### Task to complete
Give back the line where "OCR this image." appears and all the lines after it until the listing ends, unchanged and with nothing else.
------------------------------------------------------------
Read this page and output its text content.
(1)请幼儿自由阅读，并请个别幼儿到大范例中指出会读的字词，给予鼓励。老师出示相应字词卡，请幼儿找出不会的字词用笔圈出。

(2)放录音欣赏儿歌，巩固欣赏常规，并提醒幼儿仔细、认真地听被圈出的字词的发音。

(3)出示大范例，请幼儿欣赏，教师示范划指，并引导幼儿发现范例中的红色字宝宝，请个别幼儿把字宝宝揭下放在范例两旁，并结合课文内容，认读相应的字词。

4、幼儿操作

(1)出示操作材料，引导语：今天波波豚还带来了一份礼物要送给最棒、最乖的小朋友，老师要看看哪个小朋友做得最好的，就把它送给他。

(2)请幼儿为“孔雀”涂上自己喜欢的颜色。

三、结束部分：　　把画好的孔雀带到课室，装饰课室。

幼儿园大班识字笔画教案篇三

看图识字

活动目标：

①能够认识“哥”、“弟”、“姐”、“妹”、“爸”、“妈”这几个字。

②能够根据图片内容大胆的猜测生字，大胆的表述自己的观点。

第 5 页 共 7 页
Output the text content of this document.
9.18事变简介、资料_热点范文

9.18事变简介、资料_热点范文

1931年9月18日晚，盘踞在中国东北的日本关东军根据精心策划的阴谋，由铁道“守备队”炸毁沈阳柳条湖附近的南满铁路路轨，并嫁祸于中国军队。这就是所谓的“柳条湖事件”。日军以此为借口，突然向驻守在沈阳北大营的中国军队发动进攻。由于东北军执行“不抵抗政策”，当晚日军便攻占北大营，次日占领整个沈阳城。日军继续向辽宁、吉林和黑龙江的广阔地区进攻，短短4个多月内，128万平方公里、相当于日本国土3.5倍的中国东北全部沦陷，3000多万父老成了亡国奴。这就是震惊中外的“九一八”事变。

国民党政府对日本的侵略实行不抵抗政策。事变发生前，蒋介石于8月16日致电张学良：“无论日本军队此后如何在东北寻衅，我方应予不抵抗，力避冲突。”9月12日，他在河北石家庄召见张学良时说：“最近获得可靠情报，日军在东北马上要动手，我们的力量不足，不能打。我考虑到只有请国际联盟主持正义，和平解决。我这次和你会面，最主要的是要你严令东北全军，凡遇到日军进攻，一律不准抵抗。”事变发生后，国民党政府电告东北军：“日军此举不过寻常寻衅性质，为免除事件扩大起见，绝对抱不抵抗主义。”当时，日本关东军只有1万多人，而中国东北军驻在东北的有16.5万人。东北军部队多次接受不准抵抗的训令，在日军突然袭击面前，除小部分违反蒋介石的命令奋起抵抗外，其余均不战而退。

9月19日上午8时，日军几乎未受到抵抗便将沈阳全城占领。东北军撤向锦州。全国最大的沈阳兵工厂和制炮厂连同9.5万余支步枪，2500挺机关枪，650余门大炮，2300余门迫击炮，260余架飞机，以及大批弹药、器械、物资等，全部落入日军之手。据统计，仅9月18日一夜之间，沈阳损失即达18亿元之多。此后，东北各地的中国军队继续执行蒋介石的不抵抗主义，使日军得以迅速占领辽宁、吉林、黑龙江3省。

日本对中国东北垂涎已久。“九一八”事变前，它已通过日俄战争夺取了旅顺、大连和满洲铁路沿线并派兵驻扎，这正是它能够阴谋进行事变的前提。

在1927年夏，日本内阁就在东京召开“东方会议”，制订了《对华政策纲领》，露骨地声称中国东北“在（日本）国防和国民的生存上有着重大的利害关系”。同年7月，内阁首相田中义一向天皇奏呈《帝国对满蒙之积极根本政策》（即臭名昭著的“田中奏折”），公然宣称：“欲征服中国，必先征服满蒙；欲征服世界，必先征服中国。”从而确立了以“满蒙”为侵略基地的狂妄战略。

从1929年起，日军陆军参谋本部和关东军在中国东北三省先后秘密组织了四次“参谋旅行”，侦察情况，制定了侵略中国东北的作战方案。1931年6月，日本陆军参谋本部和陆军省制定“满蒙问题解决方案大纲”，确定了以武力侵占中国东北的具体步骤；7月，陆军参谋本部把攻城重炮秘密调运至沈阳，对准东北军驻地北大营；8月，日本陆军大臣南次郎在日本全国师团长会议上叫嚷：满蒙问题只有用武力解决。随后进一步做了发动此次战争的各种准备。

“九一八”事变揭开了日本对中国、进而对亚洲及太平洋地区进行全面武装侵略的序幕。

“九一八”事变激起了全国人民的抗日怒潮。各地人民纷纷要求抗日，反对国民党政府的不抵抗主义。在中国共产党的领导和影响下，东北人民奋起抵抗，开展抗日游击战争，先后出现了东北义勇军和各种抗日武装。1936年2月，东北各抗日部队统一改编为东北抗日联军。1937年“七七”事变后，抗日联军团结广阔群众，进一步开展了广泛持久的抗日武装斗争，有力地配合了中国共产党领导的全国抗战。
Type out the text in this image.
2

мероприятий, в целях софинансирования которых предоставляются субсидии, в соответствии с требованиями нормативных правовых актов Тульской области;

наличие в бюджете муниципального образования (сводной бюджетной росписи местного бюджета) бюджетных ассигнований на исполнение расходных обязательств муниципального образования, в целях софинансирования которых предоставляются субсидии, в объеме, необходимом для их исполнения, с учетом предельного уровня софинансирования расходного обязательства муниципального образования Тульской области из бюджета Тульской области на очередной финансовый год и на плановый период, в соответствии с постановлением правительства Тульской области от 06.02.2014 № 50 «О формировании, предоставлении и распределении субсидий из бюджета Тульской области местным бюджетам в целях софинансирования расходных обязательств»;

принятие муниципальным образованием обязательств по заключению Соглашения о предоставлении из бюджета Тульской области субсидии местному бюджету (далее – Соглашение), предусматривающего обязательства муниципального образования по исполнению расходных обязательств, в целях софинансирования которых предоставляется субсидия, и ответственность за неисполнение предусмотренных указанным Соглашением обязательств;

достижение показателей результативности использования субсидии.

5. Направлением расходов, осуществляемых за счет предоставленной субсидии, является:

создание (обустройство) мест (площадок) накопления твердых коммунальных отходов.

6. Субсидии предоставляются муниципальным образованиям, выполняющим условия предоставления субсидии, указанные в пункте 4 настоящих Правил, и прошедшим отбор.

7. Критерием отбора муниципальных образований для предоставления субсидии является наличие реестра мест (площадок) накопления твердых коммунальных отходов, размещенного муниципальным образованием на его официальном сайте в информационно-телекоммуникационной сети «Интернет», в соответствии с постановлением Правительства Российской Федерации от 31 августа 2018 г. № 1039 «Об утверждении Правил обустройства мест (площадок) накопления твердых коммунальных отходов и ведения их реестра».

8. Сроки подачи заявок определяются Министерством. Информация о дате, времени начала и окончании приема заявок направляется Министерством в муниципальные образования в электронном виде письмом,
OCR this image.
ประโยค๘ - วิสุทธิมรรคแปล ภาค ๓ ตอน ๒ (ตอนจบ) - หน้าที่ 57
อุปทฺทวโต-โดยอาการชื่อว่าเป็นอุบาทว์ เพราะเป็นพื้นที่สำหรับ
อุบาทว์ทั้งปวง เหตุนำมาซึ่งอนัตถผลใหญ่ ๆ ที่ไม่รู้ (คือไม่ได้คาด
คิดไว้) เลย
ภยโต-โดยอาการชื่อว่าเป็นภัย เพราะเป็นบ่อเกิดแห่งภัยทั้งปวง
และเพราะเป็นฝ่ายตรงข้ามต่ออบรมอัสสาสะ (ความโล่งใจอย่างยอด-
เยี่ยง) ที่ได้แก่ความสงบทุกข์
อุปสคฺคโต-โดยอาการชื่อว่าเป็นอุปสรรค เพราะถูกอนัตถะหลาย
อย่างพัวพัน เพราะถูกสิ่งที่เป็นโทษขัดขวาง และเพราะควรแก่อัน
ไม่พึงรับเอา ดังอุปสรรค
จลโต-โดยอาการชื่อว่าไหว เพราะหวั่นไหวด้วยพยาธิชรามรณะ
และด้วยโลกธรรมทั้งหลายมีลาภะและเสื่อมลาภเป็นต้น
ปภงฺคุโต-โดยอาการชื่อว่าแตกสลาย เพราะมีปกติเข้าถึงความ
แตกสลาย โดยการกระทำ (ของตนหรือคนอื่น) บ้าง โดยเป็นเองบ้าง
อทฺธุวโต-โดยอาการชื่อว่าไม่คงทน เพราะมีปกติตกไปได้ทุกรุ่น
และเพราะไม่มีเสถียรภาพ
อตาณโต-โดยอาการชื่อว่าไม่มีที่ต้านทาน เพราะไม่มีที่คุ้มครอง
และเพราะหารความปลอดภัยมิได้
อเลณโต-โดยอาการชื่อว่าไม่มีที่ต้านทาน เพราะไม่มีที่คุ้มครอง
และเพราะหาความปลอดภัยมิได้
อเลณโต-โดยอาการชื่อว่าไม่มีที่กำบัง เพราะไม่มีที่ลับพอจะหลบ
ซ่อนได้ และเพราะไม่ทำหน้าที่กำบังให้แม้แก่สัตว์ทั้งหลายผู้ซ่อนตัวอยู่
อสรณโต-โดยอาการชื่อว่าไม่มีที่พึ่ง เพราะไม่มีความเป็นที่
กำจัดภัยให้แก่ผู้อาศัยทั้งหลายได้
------------------------------------------------------------
### Answer to the task
OCR this image.
ประโยค๘ - วิสุทธิมรรคแปล ภาค ๓ ตอน ๒ (ตอนจบ) - หน้าที่ 57
อุปทฺทวโต-โดยอาการชื่อว่าเป็นอุบาทว์ เพราะเป็นพื้นที่สำหรับ
อุบาทว์ทั้งปวง เหตุนำมาซึ่งอนัตถผลใหญ่ ๆ ที่ไม่รู้ (คือไม่ได้คาด
คิดไว้) เลย
ภยโต-โดยอาการชื่อว่าเป็นภัย เพราะเป็นบ่อเกิดแห่งภัยทั้งปวง
และเพราะเป็นฝ่ายตรงข้ามต่ออบรมอัสสาสะ (ความโล่งใจอย่างยอด-
เยี่ยง) ที่ได้แก่ความสงบทุกข์
อุปสคฺคโต-โดยอาการชื่อว่าเป็นอุปสรรค เพราะถูกอนัตถะหลาย
อย่างพัวพัน เพราะถูกสิ่งที่เป็นโทษขัดขวาง และเพราะควรแก่อัน
ไม่พึงรับเอา ดังอุปสรรค
จลโต-โดยอาการชื่อว่าไหว เพราะหวั่นไหวด้วยพยาธิชรามรณะ
และด้วยโลกธรรมทั้งหลายมีลาภะและเสื่อมลาภเป็นต้น
ปภงฺคุโต-โดยอาการชื่อว่าแตกสลาย เพราะมีปกติเข้าถึงความ
แตกสลาย โดยการกระทำ (ของตนหรือคนอื่น) บ้าง โดยเป็นเองบ้าง
อทฺธุวโต-โดยอาการชื่อว่าไม่คงทน เพราะมีปกติตกไปได้ทุกรุ่น
และเพราะไม่มีเสถียรภาพ
อตาณโต-โดยอาการชื่อว่าไม่มีที่ต้านทาน เพราะไม่มีที่คุ้มครอง
และเพราะหารความปลอดภัยมิได้
อเลณโต-โดยอาการชื่อว่าไม่มีที่ต้านทาน เพราะไม่มีที่คุ้มครอง
และเพราะหาความปลอดภัยมิได้
อเลณโต-โดยอาการชื่อว่าไม่มีที่กำบัง เพราะไม่มีที่ลับพอจะหลบ
ซ่อนได้ และเพราะไม่ทำหน้าที่กำบังให้แม้แก่สัตว์ทั้งหลายผู้ซ่อนตัวอยู่
อสรณโต-โดยอาการชื่อว่าไม่มีที่พึ่ง เพราะไม่มีความเป็นที่
กำจัดภัยให้แก่ผู้อาศัยทั้งหลายได้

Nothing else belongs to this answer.